Task goal. Reproduce the records exactly.

Records for this task.

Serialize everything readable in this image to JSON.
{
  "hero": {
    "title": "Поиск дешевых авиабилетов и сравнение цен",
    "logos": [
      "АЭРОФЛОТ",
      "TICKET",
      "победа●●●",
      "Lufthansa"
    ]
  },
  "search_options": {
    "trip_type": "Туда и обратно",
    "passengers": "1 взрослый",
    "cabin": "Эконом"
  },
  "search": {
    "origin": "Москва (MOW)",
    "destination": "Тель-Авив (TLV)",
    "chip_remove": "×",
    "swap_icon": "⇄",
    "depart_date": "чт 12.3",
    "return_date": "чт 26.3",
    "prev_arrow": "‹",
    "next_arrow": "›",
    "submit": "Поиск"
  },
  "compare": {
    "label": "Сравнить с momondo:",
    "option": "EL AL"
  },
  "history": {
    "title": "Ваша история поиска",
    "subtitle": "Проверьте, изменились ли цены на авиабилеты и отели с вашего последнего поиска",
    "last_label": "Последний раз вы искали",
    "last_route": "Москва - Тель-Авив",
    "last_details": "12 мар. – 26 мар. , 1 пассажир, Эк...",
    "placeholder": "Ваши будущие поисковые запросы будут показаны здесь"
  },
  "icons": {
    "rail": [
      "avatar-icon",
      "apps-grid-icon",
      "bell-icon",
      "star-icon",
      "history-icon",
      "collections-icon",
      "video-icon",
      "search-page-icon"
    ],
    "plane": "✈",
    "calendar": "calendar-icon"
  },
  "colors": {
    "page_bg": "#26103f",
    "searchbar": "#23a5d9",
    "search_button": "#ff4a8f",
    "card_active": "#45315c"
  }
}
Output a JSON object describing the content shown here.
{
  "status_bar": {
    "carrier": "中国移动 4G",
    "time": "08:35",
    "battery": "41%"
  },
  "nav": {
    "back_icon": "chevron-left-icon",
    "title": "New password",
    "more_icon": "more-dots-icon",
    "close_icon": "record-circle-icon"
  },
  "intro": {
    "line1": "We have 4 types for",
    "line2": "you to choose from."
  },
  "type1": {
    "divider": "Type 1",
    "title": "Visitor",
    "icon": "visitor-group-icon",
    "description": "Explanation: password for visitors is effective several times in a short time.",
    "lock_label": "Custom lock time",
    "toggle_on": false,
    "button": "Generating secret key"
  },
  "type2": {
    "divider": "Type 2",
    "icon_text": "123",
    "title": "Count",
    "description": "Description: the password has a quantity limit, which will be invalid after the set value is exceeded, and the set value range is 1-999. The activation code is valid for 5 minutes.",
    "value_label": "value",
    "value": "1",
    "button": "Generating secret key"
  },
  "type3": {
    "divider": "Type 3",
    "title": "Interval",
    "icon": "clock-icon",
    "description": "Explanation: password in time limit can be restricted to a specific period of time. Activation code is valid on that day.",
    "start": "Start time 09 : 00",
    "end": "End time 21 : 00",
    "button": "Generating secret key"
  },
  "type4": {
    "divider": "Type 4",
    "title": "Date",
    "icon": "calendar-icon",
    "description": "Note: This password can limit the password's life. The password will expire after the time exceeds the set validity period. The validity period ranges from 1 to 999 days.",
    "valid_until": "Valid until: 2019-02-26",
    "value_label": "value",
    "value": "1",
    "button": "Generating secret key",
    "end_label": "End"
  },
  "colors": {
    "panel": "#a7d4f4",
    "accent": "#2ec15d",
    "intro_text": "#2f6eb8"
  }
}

Finished exercise.
Serialize everything readable in this image to JSON.
{
  "hero": {
    "title": "Поиск дешевых авиабилетов и сравнение цен",
    "logos": [
      "АЭРОФЛОТ",
      "TICKET",
      "победа●●●",
      "Lufthansa"
    ]
  },
  "search_options": {
    "trip_type": "Туда и обратно",
    "passengers": "1 взрослый",
    "cabin": "Эконом"
  },
  "search": {
    "origin": "Москва (MOW)",
    "destination": "Тель-Авив (TLV)",
    "chip_remove": "×",
    "swap_icon": "⇄",
    "depart_date": "чт 12.3",
    "return_date": "чт 26.3",
    "prev_arrow": "‹",
    "next_arrow": "›",
    "submit": "Поиск"
  },
  "compare": {
    "label": "Сравнить с momondo:",
    "option": "EL AL"
  },
  "history": {
    "title": "Ваша история поиска",
    "subtitle": "Проверьте, изменились ли цены на авиабилеты и отели с вашего последнего поиска",
    "last_label": "Последний раз вы искали",
    "last_route": "Москва - Тель-Авив",
    "last_details": "12 мар. – 26 мар. , 1 пассажир, Эк...",
    "placeholder": "Ваши будущие поисковые запросы будут показаны здесь"
  },
  "icons": {
    "rail": [
      "avatar-icon",
      "apps-grid-icon",
      "bell-icon",
      "star-icon",
      "history-icon",
      "collections-icon",
      "video-icon",
      "search-page-icon"
    ],
    "plane": "✈",
    "calendar": "calendar-icon"
  },
  "colors": {
    "page_bg": "#26103f",
    "searchbar": "#23a5d9",
    "search_button": "#ff4a8f",
    "card_active": "#45315c"
  }
}
Output a JSON object describing the content shown here.
{
  "status_bar": {
    "carrier": "中国移动 4G",
    "time": "08:35",
    "battery": "41%"
  },
  "nav": {
    "back_icon": "chevron-left-icon",
    "title": "New password",
    "more_icon": "more-dots-icon",
    "close_icon": "record-circle-icon"
  },
  "intro": {
    "line1": "We have 4 types for",
    "line2": "you to choose from."
  },
  "type1": {
    "divider": "Type 1",
    "title": "Visitor",
    "icon": "visitor-group-icon",
    "description": "Explanation: password for visitors is effective several times in a short time.",
    "lock_label": "Custom lock time",
    "toggle_on": false,
    "button": "Generating secret key"
  },
  "type2": {
    "divider": "Type 2",
    "icon_text": "123",
    "title": "Count",
    "description": "Description: the password has a quantity limit, which will be invalid after the set value is exceeded, and the set value range is 1-999. The activation code is valid for 5 minutes.",
    "value_label": "value",
    "value": "1",
    "button": "Generating secret key"
  },
  "type3": {
    "divider": "Type 3",
    "title": "Interval",
    "icon": "clock-icon",
    "description": "Explanation: password in time limit can be restricted to a specific period of time. Activation code is valid on that day.",
    "start": "Start time 09 : 00",
    "end": "End time 21 : 00",
    "button": "Generating secret key"
  },
  "type4": {
    "divider": "Type 4",
    "title": "Date",
    "icon": "calendar-icon",
    "description": "Note: This password can limit the password's life. The password will expire after the time exceeds the set validity period. The validity period ranges from 1 to 999 days.",
    "valid_until": "Valid until: 2019-02-26",
    "value_label": "value",
    "value": "1",
    "button": "Generating secret key",
    "end_label": "End"
  },
  "colors": {
    "panel": "#a7d4f4",
    "accent": "#2ec15d",
    "intro_text": "#2f6eb8"
  }
}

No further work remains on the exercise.